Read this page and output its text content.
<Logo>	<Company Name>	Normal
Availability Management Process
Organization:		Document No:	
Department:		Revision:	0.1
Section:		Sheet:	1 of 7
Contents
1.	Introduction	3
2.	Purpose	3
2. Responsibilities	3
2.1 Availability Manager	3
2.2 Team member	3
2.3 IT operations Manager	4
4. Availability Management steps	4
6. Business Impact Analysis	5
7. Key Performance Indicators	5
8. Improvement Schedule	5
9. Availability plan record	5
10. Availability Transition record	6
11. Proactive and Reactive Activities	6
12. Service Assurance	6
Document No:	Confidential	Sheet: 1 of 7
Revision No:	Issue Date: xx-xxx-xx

## JOB
Each entry above is to be quoted exactly.

## FULL OUTPUT
Read this page and output its text content.
<Logo>	<Company Name>	Normal
Availability Management Process
Organization:		Document No:	
Department:		Revision:	0.1
Section:		Sheet:	1 of 7
Contents
1.	Introduction	3
2.	Purpose	3
2. Responsibilities	3
2.1 Availability Manager	3
2.2 Team member	3
2.3 IT operations Manager	4
4. Availability Management steps	4
6. Business Impact Analysis	5
7. Key Performance Indicators	5
8. Improvement Schedule	5
9. Availability plan record	5
10. Availability Transition record	6
11. Proactive and Reactive Activities	6
12. Service Assurance	6
Document No:	Confidential	Sheet: 1 of 7
Revision No:	Issue Date: xx-xxx-xx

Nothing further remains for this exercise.